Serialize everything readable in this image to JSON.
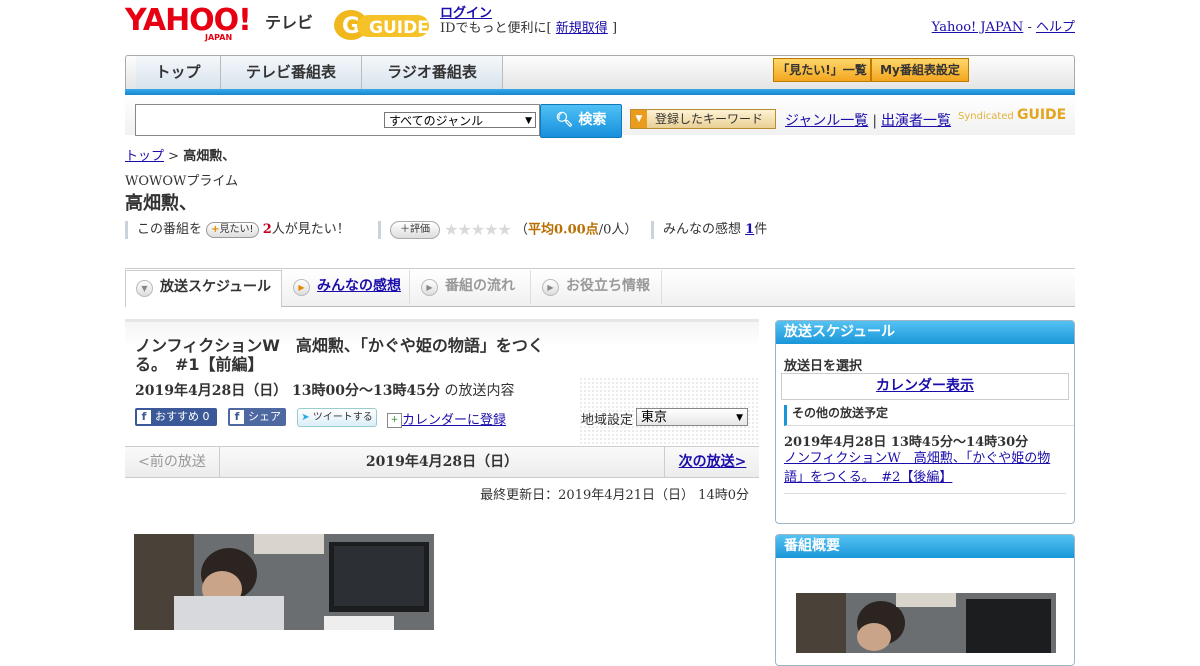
{
  "header": {
    "logo_text": "YAHOO!",
    "logo_sub": "JAPAN",
    "service_name": "テレビ",
    "gguide_text": "GUIDE",
    "login_label": "ログイン",
    "login_note": "IDでもっと便利に[",
    "signup_label": "新規取得",
    "login_close": "]",
    "yahoo_japan": "Yahoo! JAPAN",
    "separator": "-",
    "help": "ヘルプ"
  },
  "nav": {
    "tabs": [
      "トップ",
      "テレビ番組表",
      "ラジオ番組表"
    ],
    "want_list": "「見たい!」一覧",
    "my_settings": "My番組表設定"
  },
  "search": {
    "placeholder": "",
    "genre": "すべてのジャンル",
    "button": "検索",
    "keyword_button": "登録したキーワード",
    "genre_list": "ジャンル一覧",
    "cast_list": "出演者一覧",
    "syndicated": "Syndicated",
    "syndicated_g": "GUIDE"
  },
  "breadcrumb": {
    "top": "トップ",
    "sep": ">",
    "current": "高畑勲、"
  },
  "program": {
    "channel": "WOWOWプライム",
    "title": "高畑勲、",
    "want_prefix": "この番組を",
    "want_button": "見たい!",
    "want_count": "2",
    "want_suffix": "人が見たい！",
    "eval_button": "評価",
    "stars": "★★★★★",
    "avg_open": "（",
    "avg_label": "平均0.00点",
    "avg_rest": "/0人）",
    "impressions_label": "みんなの感想",
    "impressions_count": "1",
    "impressions_suffix": "件"
  },
  "section_tabs": [
    "放送スケジュール",
    "みんなの感想",
    "番組の流れ",
    "お役立ち情報"
  ],
  "episode": {
    "title": "ノンフィクションW　高畑勲、「かぐや姫の物語」をつくる。　#1【前編】",
    "airtime": "2019年4月28日（日）  13時00分～13時45分",
    "airtime_suffix": "の放送内容",
    "fb_recommend": "おすすめ 0",
    "fb_share": "シェア",
    "tweet": "ツイートする",
    "calendar_register": "カレンダーに登録",
    "region_label": "地域設定",
    "region_value": "東京"
  },
  "pager": {
    "prev": "<前の放送",
    "current": "2019年4月28日（日）",
    "next": "次の放送>"
  },
  "updated": "最終更新日：2019年4月21日（日）  14時0分",
  "sidebar": {
    "schedule_title": "放送スケジュール",
    "select_date": "放送日を選択",
    "calendar_button": "カレンダー表示",
    "other_title": "その他の放送予定",
    "other_date": "2019年4月28日  13時45分～14時30分",
    "other_link": "ノンフィクションW　高畑勲、「かぐや姫の物語」をつくる。　#2【後編】",
    "summary_title": "番組概要"
  }
}
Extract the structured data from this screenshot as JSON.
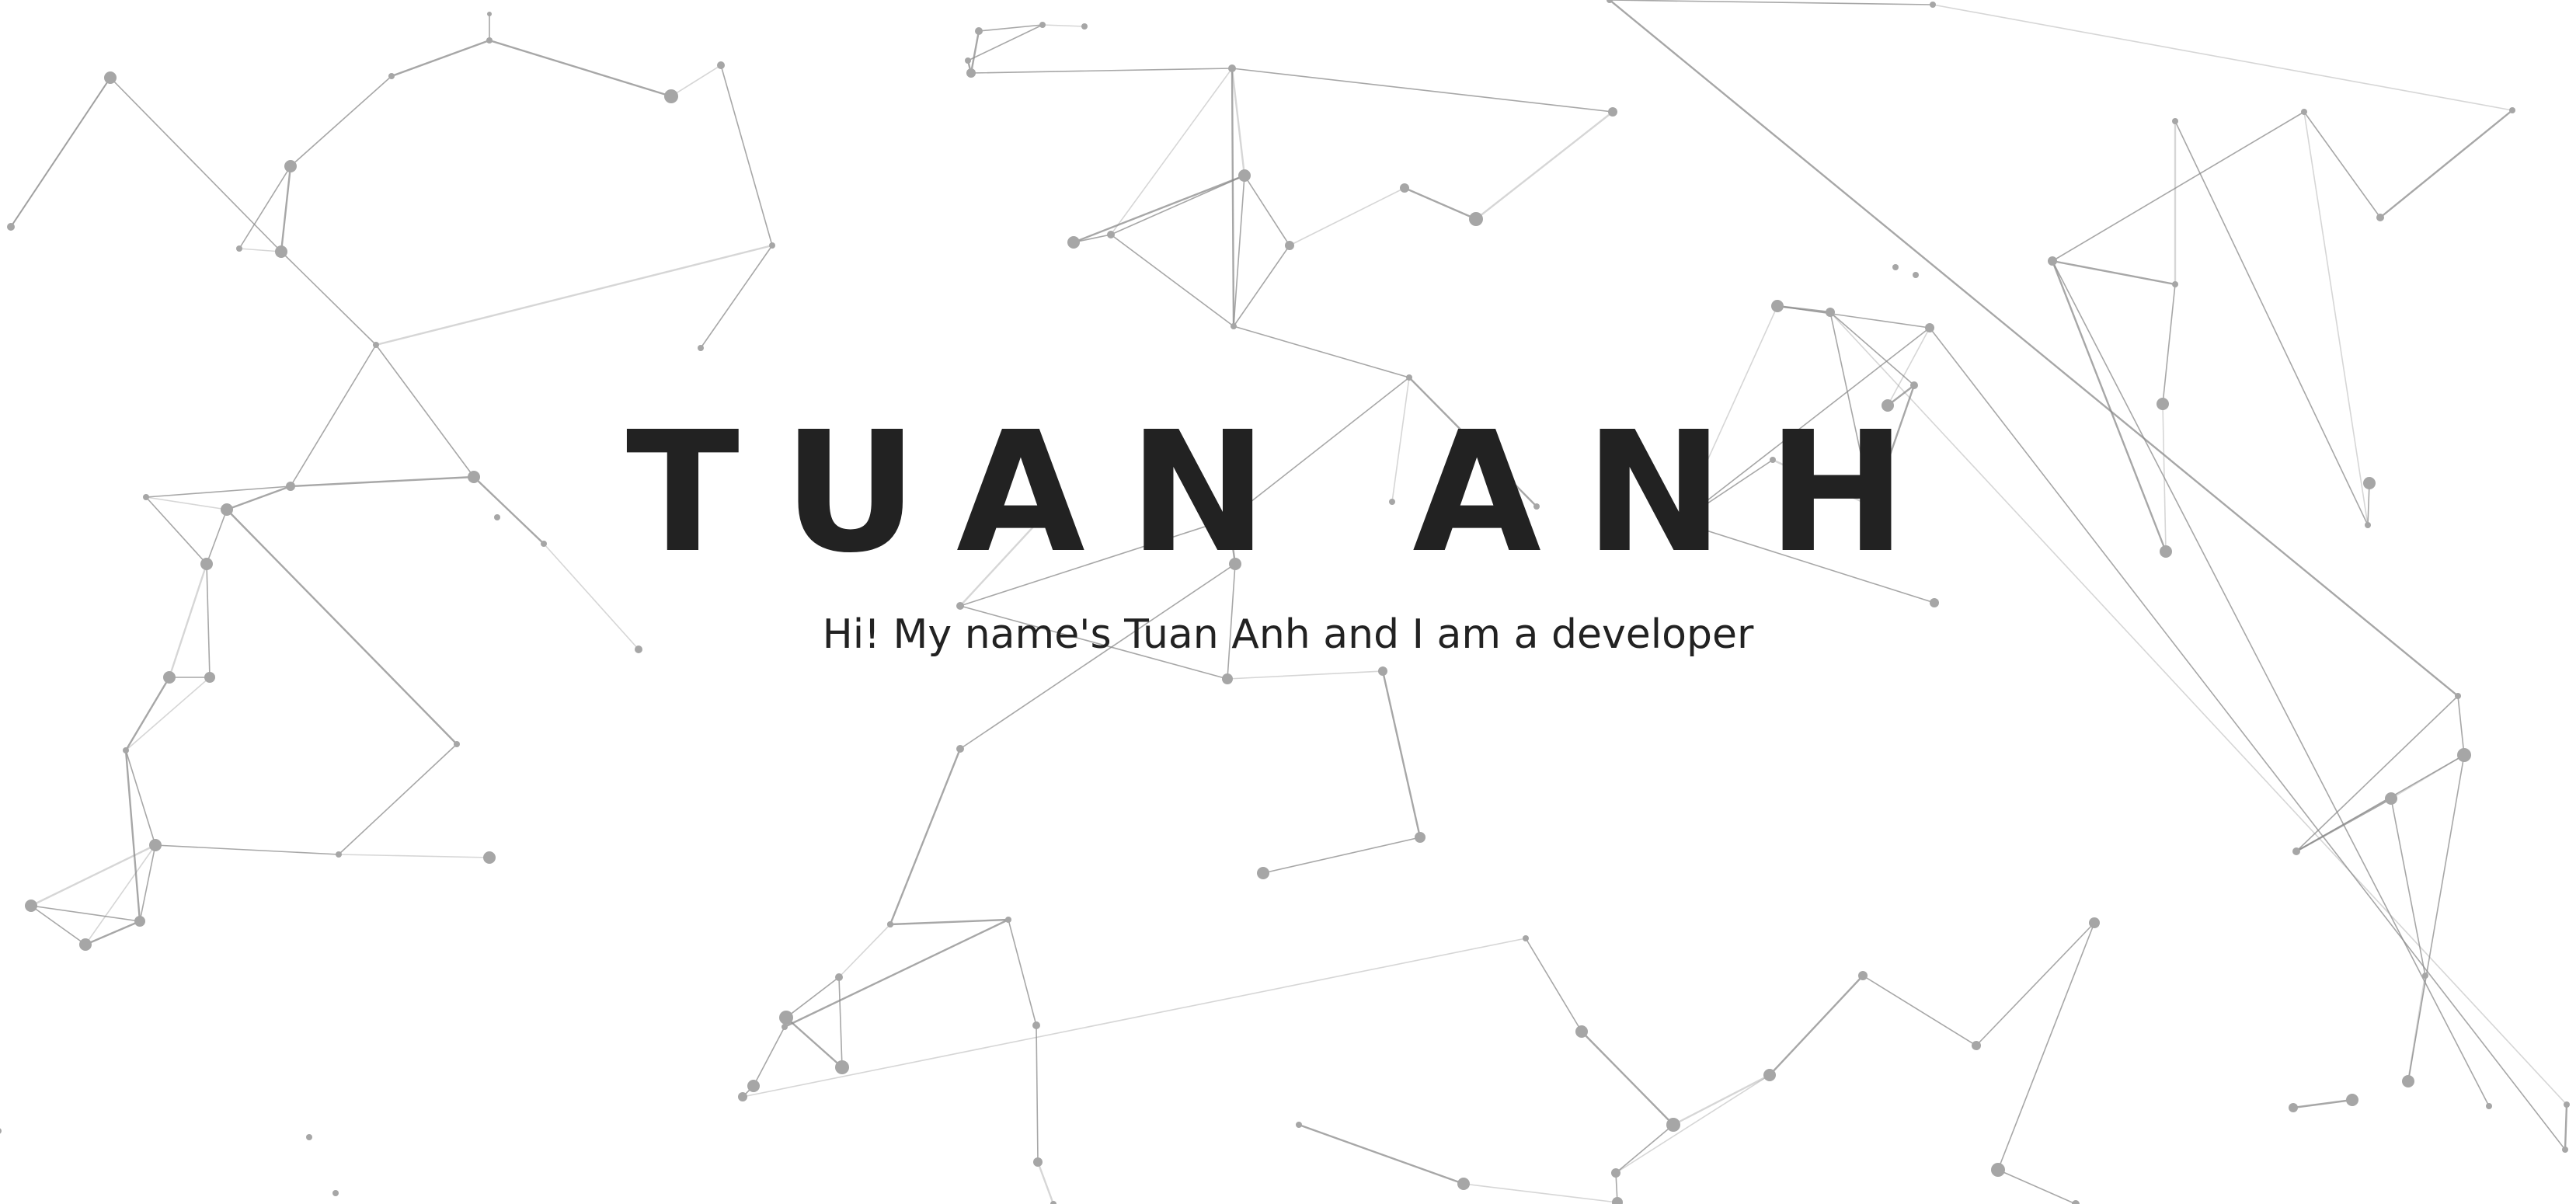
{
  "hero": {
    "title": "TUAN ANH",
    "tagline": "Hi! My name's Tuan Anh and I am a developer"
  },
  "background": {
    "effect": "particle-network",
    "node_color": "#a6a6a6",
    "line_color": "#8a8a8a",
    "page_color": "#ffffff"
  },
  "text_color": "#222222"
}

**WHAT TO DO**
Give the data above again in full and unchanged, skipping the pictures.

**TASK OUTPUT**
Serialize everything readable in this image to JSON.
{
  "header": {
    "logo_text": "YAHOO!",
    "logo_sub": "JAPAN",
    "service_name": "テレビ",
    "gguide_text": "GUIDE",
    "login_label": "ログイン",
    "login_note": "IDでもっと便利に[",
    "signup_label": "新規取得",
    "login_close": "]",
    "yahoo_japan": "Yahoo! JAPAN",
    "separator": "-",
    "help": "ヘルプ"
  },
  "nav": {
    "tabs": [
      "トップ",
      "テレビ番組表",
      "ラジオ番組表"
    ],
    "want_list": "「見たい!」一覧",
    "my_settings": "My番組表設定"
  },
  "search": {
    "placeholder": "",
    "genre": "すべてのジャンル",
    "button": "検索",
    "keyword_button": "登録したキーワード",
    "genre_list": "ジャンル一覧",
    "cast_list": "出演者一覧",
    "syndicated": "Syndicated",
    "syndicated_g": "GUIDE"
  },
  "breadcrumb": {
    "top": "トップ",
    "sep": ">",
    "current": "高畑勲、"
  },
  "program": {
    "channel": "WOWOWプライム",
    "title": "高畑勲、",
    "want_prefix": "この番組を",
    "want_button": "見たい!",
    "want_count": "2",
    "want_suffix": "人が見たい！",
    "eval_button": "評価",
    "stars": "★★★★★",
    "avg_open": "（",
    "avg_label": "平均0.00点",
    "avg_rest": "/0人）",
    "impressions_label": "みんなの感想",
    "impressions_count": "1",
    "impressions_suffix": "件"
  },
  "section_tabs": [
    "放送スケジュール",
    "みんなの感想",
    "番組の流れ",
    "お役立ち情報"
  ],
  "episode": {
    "title": "ノンフィクションW　高畑勲、「かぐや姫の物語」をつくる。　#1【前編】",
    "airtime": "2019年4月28日（日）  13時00分～13時45分",
    "airtime_suffix": "の放送内容",
    "fb_recommend": "おすすめ 0",
    "fb_share": "シェア",
    "tweet": "ツイートする",
    "calendar_register": "カレンダーに登録",
    "region_label": "地域設定",
    "region_value": "東京"
  },
  "pager": {
    "prev": "<前の放送",
    "current": "2019年4月28日（日）",
    "next": "次の放送>"
  },
  "updated": "最終更新日：2019年4月21日（日）  14時0分",
  "sidebar": {
    "schedule_title": "放送スケジュール",
    "select_date": "放送日を選択",
    "calendar_button": "カレンダー表示",
    "other_title": "その他の放送予定",
    "other_date": "2019年4月28日  13時45分～14時30分",
    "other_link": "ノンフィクションW　高畑勲、「かぐや姫の物語」をつくる。　#2【後編】",
    "summary_title": "番組概要"
  }
}
Extract the structured data from this screenshot as JSON.
{
  "hero": {
    "title": "TUAN ANH",
    "tagline": "Hi! My name's Tuan Anh and I am a developer"
  },
  "background": {
    "effect": "particle-network",
    "node_color": "#a6a6a6",
    "line_color": "#8a8a8a",
    "page_color": "#ffffff"
  },
  "text_color": "#222222"
}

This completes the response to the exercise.